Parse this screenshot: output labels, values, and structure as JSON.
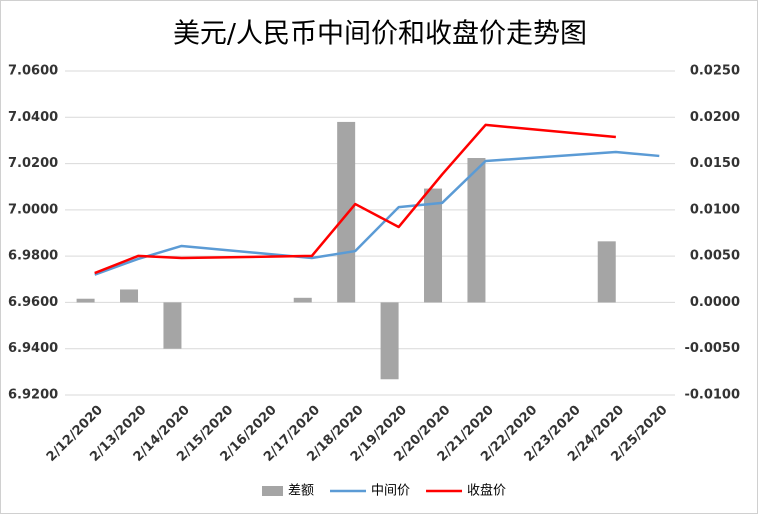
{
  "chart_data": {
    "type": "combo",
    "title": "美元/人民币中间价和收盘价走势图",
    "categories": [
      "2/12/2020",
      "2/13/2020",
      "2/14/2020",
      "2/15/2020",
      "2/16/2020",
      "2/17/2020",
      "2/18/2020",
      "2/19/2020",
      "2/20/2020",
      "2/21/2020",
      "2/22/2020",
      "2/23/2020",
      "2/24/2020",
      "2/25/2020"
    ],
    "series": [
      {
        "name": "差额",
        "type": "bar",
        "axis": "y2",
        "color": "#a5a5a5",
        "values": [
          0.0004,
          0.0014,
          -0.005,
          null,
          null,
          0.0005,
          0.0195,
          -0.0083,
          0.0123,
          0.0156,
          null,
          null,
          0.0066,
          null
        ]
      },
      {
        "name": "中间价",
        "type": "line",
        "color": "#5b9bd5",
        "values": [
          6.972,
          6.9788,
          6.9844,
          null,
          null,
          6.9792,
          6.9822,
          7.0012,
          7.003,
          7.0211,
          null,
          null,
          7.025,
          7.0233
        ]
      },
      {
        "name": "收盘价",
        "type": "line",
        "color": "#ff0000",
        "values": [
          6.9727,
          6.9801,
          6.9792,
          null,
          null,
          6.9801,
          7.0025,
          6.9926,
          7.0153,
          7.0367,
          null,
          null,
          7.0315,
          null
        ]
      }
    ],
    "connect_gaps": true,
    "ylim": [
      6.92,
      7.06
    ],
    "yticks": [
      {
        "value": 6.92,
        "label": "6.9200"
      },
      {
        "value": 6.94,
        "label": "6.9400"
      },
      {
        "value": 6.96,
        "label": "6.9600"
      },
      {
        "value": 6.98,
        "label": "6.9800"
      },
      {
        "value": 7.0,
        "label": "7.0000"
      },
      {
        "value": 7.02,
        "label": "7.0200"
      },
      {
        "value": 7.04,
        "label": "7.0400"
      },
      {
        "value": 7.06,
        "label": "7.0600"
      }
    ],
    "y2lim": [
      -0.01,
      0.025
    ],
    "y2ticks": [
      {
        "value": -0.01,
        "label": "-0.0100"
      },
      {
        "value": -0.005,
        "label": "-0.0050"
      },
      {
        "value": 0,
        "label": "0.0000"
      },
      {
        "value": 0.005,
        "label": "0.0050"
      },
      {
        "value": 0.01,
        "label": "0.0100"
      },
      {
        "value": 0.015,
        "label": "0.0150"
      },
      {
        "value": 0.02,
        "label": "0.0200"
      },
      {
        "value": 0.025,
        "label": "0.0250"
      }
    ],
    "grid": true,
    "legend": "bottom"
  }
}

________________________

• SET PROBLEM:
Reproduce all the entries that precede this task, word for word, minus any pictures.

• WRITTEN RESPONSE:
Parse this screenshot: output labels, values, and structure as JSON.
{
  "chart_data": {
    "type": "combo",
    "title": "美元/人民币中间价和收盘价走势图",
    "categories": [
      "2/12/2020",
      "2/13/2020",
      "2/14/2020",
      "2/15/2020",
      "2/16/2020",
      "2/17/2020",
      "2/18/2020",
      "2/19/2020",
      "2/20/2020",
      "2/21/2020",
      "2/22/2020",
      "2/23/2020",
      "2/24/2020",
      "2/25/2020"
    ],
    "series": [
      {
        "name": "差额",
        "type": "bar",
        "axis": "y2",
        "color": "#a5a5a5",
        "values": [
          0.0004,
          0.0014,
          -0.005,
          null,
          null,
          0.0005,
          0.0195,
          -0.0083,
          0.0123,
          0.0156,
          null,
          null,
          0.0066,
          null
        ]
      },
      {
        "name": "中间价",
        "type": "line",
        "color": "#5b9bd5",
        "values": [
          6.972,
          6.9788,
          6.9844,
          null,
          null,
          6.9792,
          6.9822,
          7.0012,
          7.003,
          7.0211,
          null,
          null,
          7.025,
          7.0233
        ]
      },
      {
        "name": "收盘价",
        "type": "line",
        "color": "#ff0000",
        "values": [
          6.9727,
          6.9801,
          6.9792,
          null,
          null,
          6.9801,
          7.0025,
          6.9926,
          7.0153,
          7.0367,
          null,
          null,
          7.0315,
          null
        ]
      }
    ],
    "connect_gaps": true,
    "ylim": [
      6.92,
      7.06
    ],
    "yticks": [
      {
        "value": 6.92,
        "label": "6.9200"
      },
      {
        "value": 6.94,
        "label": "6.9400"
      },
      {
        "value": 6.96,
        "label": "6.9600"
      },
      {
        "value": 6.98,
        "label": "6.9800"
      },
      {
        "value": 7.0,
        "label": "7.0000"
      },
      {
        "value": 7.02,
        "label": "7.0200"
      },
      {
        "value": 7.04,
        "label": "7.0400"
      },
      {
        "value": 7.06,
        "label": "7.0600"
      }
    ],
    "y2lim": [
      -0.01,
      0.025
    ],
    "y2ticks": [
      {
        "value": -0.01,
        "label": "-0.0100"
      },
      {
        "value": -0.005,
        "label": "-0.0050"
      },
      {
        "value": 0,
        "label": "0.0000"
      },
      {
        "value": 0.005,
        "label": "0.0050"
      },
      {
        "value": 0.01,
        "label": "0.0100"
      },
      {
        "value": 0.015,
        "label": "0.0150"
      },
      {
        "value": 0.02,
        "label": "0.0200"
      },
      {
        "value": 0.025,
        "label": "0.0250"
      }
    ],
    "grid": true,
    "legend": "bottom"
  }
}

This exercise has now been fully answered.